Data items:

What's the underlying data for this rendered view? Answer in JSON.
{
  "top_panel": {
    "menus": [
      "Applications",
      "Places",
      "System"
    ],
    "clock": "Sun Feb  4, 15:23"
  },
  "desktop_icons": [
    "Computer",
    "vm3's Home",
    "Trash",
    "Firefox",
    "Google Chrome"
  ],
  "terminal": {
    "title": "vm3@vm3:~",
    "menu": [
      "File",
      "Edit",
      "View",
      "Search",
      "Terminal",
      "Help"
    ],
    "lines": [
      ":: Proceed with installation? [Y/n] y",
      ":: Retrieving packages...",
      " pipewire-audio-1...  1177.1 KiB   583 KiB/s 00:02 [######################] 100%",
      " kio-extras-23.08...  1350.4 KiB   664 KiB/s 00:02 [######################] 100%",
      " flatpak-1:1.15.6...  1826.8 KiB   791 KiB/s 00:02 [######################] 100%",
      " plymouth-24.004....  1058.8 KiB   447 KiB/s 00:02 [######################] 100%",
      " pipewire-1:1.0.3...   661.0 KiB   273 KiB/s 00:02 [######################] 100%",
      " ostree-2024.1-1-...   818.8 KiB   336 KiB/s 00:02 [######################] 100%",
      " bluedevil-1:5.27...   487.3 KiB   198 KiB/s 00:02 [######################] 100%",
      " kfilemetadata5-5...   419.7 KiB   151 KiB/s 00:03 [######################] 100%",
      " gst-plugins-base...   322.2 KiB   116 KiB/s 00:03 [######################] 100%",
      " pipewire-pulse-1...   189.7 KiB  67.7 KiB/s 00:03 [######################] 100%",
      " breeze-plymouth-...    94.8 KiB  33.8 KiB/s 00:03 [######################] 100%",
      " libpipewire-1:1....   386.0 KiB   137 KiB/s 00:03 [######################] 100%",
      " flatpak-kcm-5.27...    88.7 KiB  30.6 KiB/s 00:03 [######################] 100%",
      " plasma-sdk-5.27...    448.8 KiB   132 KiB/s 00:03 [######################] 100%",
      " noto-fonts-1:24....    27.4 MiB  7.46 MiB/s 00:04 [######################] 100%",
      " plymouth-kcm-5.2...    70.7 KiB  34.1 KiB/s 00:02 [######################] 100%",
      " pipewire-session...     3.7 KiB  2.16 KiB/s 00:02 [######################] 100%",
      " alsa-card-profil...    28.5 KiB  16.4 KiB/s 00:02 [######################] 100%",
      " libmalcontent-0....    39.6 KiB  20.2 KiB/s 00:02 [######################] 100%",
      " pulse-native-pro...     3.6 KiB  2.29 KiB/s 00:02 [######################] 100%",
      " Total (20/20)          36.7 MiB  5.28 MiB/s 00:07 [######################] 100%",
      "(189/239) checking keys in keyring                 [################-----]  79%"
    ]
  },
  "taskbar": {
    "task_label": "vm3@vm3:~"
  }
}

> [What is being asked] Copy each record from above without leaving any out.

> [Complete response]
What's the underlying data for this rendered view? Answer in JSON.
{
  "top_panel": {
    "menus": [
      "Applications",
      "Places",
      "System"
    ],
    "clock": "Sun Feb  4, 15:23"
  },
  "desktop_icons": [
    "Computer",
    "vm3's Home",
    "Trash",
    "Firefox",
    "Google Chrome"
  ],
  "terminal": {
    "title": "vm3@vm3:~",
    "menu": [
      "File",
      "Edit",
      "View",
      "Search",
      "Terminal",
      "Help"
    ],
    "lines": [
      ":: Proceed with installation? [Y/n] y",
      ":: Retrieving packages...",
      " pipewire-audio-1...  1177.1 KiB   583 KiB/s 00:02 [######################] 100%",
      " kio-extras-23.08...  1350.4 KiB   664 KiB/s 00:02 [######################] 100%",
      " flatpak-1:1.15.6...  1826.8 KiB   791 KiB/s 00:02 [######################] 100%",
      " plymouth-24.004....  1058.8 KiB   447 KiB/s 00:02 [######################] 100%",
      " pipewire-1:1.0.3...   661.0 KiB   273 KiB/s 00:02 [######################] 100%",
      " ostree-2024.1-1-...   818.8 KiB   336 KiB/s 00:02 [######################] 100%",
      " bluedevil-1:5.27...   487.3 KiB   198 KiB/s 00:02 [######################] 100%",
      " kfilemetadata5-5...   419.7 KiB   151 KiB/s 00:03 [######################] 100%",
      " gst-plugins-base...   322.2 KiB   116 KiB/s 00:03 [######################] 100%",
      " pipewire-pulse-1...   189.7 KiB  67.7 KiB/s 00:03 [######################] 100%",
      " breeze-plymouth-...    94.8 KiB  33.8 KiB/s 00:03 [######################] 100%",
      " libpipewire-1:1....   386.0 KiB   137 KiB/s 00:03 [######################] 100%",
      " flatpak-kcm-5.27...    88.7 KiB  30.6 KiB/s 00:03 [######################] 100%",
      " plasma-sdk-5.27...    448.8 KiB   132 KiB/s 00:03 [######################] 100%",
      " noto-fonts-1:24....    27.4 MiB  7.46 MiB/s 00:04 [######################] 100%",
      " plymouth-kcm-5.2...    70.7 KiB  34.1 KiB/s 00:02 [######################] 100%",
      " pipewire-session...     3.7 KiB  2.16 KiB/s 00:02 [######################] 100%",
      " alsa-card-profil...    28.5 KiB  16.4 KiB/s 00:02 [######################] 100%",
      " libmalcontent-0....    39.6 KiB  20.2 KiB/s 00:02 [######################] 100%",
      " pulse-native-pro...     3.6 KiB  2.29 KiB/s 00:02 [######################] 100%",
      " Total (20/20)          36.7 MiB  5.28 MiB/s 00:07 [######################] 100%",
      "(189/239) checking keys in keyring                 [################-----]  79%"
    ]
  },
  "taskbar": {
    "task_label": "vm3@vm3:~"
  }
}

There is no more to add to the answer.